▶ EXERCISE REQUIREMENTS
Each line that holds the word "asystenta" should be returned.

▶ RECORDS PROVIDED
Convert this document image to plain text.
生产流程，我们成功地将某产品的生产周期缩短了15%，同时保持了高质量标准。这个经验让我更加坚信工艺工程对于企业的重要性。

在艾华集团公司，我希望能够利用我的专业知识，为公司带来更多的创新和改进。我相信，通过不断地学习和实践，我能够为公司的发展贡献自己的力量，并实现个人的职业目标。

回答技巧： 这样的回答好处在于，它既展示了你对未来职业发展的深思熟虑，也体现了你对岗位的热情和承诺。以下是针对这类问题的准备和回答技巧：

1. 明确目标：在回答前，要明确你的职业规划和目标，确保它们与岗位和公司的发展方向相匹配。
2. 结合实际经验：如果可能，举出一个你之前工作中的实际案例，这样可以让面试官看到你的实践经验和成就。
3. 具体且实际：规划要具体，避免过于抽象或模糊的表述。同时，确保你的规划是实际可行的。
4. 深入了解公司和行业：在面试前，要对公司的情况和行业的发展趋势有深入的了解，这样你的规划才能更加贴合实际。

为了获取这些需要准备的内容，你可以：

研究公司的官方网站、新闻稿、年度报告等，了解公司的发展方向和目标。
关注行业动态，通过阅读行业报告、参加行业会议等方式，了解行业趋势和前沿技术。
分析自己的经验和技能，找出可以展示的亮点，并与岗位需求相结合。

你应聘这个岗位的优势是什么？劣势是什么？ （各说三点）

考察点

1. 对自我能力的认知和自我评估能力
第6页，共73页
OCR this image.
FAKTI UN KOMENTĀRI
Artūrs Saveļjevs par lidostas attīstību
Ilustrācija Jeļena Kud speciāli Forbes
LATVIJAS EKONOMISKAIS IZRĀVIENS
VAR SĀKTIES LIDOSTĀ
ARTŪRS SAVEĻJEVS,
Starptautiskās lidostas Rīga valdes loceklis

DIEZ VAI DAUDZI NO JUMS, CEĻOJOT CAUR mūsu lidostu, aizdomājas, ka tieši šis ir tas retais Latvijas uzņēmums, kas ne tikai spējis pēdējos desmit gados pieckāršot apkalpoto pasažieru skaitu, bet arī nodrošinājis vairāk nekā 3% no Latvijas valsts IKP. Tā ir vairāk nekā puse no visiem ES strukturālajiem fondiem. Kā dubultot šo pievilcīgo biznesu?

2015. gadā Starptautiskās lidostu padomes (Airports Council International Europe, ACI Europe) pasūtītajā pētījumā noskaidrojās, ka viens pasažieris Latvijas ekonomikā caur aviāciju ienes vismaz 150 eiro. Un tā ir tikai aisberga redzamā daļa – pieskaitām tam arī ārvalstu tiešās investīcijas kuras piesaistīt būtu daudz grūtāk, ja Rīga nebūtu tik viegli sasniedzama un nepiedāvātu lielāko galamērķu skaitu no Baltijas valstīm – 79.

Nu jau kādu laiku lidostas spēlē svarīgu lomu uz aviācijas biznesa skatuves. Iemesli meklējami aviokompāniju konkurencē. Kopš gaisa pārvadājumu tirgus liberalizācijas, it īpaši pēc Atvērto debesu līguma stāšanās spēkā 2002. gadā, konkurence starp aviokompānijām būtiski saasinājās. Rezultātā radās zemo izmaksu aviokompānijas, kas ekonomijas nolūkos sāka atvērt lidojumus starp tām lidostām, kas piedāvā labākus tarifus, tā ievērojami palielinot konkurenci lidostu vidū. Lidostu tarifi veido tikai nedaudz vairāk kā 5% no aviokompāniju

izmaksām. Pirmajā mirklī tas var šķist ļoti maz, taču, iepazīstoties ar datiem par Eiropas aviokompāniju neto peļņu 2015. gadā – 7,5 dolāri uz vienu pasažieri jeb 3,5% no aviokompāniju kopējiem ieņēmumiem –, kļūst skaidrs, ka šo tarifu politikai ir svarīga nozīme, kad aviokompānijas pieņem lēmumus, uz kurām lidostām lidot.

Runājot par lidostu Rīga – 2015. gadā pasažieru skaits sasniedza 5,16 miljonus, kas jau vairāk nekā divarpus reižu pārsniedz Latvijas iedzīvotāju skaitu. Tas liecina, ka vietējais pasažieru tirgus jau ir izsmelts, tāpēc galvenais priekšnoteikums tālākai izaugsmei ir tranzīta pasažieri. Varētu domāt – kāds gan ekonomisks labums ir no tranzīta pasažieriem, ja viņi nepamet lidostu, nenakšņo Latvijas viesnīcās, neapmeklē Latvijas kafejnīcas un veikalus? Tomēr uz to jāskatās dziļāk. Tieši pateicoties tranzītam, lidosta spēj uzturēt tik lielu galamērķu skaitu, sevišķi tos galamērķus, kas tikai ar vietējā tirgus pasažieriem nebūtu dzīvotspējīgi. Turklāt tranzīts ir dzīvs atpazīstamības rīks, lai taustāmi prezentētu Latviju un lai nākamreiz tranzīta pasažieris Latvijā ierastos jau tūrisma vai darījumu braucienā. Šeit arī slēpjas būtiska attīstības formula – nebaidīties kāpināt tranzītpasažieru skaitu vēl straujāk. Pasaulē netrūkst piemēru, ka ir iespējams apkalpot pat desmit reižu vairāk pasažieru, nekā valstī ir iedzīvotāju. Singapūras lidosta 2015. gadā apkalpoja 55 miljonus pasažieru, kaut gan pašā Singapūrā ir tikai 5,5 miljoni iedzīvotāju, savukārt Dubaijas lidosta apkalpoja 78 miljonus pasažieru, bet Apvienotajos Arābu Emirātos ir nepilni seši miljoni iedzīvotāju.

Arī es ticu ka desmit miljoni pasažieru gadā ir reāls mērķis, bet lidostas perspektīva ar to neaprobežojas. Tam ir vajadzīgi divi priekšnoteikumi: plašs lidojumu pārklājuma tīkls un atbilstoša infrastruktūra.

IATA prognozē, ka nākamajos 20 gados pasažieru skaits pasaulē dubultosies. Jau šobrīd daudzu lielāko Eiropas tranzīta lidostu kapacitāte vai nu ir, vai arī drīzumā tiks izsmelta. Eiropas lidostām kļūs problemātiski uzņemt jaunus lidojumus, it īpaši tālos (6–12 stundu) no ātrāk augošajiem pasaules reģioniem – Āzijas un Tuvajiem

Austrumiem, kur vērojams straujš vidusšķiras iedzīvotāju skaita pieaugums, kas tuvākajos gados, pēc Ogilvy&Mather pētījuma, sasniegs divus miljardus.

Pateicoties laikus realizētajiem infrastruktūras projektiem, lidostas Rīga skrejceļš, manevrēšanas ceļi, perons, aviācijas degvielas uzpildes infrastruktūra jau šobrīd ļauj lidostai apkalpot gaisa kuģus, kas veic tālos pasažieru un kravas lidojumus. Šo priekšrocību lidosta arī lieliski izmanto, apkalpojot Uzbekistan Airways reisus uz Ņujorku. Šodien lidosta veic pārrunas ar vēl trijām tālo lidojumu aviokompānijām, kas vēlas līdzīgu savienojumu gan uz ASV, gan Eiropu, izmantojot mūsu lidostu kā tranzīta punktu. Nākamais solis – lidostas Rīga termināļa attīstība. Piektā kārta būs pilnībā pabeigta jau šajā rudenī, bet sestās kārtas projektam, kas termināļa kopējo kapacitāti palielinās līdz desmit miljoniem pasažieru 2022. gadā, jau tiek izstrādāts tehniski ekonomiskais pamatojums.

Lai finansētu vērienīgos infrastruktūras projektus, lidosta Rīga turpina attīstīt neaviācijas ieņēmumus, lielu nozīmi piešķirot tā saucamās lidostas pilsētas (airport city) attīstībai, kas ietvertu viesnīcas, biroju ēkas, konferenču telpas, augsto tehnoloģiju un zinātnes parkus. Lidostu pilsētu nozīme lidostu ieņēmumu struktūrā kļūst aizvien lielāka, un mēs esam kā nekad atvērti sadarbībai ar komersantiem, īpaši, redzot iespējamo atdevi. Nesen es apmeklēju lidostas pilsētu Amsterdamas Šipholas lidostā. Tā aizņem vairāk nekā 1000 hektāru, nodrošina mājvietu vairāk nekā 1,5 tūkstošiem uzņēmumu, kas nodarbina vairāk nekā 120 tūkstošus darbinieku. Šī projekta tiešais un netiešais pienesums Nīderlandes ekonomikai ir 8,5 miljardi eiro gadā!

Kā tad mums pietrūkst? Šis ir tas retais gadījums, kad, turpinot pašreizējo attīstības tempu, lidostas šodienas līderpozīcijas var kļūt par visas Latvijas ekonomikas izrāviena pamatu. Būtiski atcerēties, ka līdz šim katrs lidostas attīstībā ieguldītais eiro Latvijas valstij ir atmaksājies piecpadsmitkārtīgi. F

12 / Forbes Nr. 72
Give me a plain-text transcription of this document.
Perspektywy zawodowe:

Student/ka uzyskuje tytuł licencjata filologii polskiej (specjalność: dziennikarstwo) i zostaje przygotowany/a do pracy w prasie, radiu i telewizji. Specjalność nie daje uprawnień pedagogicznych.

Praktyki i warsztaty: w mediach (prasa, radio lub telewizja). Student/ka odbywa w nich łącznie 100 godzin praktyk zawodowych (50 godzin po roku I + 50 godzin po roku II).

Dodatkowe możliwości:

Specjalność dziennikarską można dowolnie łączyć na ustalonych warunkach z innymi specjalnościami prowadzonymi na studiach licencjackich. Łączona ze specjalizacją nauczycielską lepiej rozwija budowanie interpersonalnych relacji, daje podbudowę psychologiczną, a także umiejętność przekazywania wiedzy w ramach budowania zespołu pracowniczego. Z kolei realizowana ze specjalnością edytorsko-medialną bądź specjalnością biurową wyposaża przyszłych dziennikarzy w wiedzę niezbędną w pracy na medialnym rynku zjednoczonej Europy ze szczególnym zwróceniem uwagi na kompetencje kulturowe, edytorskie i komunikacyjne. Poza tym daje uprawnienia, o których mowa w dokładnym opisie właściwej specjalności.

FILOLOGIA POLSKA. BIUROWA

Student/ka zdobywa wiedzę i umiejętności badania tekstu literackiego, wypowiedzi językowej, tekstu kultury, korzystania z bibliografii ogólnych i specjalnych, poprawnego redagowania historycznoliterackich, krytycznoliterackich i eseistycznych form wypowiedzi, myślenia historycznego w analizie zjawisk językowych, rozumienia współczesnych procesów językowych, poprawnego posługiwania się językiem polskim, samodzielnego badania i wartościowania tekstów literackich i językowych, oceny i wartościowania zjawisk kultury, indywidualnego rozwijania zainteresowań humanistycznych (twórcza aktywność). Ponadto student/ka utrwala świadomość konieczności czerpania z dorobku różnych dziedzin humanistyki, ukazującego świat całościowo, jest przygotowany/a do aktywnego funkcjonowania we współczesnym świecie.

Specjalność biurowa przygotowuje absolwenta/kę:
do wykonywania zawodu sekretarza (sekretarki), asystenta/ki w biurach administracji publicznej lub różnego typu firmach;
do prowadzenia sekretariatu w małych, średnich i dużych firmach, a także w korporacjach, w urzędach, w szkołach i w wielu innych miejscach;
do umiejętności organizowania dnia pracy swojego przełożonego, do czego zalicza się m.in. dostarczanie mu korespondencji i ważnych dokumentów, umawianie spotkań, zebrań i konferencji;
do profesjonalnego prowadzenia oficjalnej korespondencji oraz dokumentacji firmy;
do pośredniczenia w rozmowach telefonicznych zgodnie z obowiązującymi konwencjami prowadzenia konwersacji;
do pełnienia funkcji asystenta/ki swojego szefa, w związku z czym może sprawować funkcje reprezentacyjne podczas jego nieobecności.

▶ SOLUTION FOR THIS EXERCISE
do wykonywania zawodu sekretarza (sekretarki), asystenta/ki w biurach administracji publicznej lub różnego typu firmach;
do pełnienia funkcji asystenta/ki swojego szefa, w związku z czym może sprawować funkcje reprezentacyjne podczas jego nieobecności.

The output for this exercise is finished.